-- Start Data for the task --
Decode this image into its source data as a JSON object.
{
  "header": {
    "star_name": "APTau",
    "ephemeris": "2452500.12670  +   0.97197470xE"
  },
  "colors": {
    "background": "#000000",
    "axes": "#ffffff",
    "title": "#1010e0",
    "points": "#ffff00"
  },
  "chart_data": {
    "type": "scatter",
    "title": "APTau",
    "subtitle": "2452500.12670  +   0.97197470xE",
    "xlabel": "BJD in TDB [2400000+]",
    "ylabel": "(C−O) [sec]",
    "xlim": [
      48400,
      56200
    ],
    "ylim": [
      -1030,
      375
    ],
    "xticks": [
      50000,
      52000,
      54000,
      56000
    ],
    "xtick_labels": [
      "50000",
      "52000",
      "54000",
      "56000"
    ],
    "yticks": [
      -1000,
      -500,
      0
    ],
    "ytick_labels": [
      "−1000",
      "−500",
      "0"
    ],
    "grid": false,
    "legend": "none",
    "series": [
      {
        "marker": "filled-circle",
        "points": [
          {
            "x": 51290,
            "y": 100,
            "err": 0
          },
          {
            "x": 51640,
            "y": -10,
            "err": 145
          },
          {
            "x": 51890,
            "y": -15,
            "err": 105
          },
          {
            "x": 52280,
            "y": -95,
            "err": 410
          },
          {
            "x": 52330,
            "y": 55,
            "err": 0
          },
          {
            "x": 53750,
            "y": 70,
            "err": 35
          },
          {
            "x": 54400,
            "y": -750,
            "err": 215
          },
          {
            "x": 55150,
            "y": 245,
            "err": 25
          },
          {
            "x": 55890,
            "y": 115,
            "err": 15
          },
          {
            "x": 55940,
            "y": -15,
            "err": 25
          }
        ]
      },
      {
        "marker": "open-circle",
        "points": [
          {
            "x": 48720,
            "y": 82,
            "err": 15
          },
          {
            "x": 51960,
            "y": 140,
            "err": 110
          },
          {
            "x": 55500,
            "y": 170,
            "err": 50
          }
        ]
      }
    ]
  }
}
-- End Data for the task --
▶ _What to do_: Extract lines where the string "marker" occurs.

▶ _Response to this exercise_:
        "marker": "filled-circle",
        "marker": "open-circle",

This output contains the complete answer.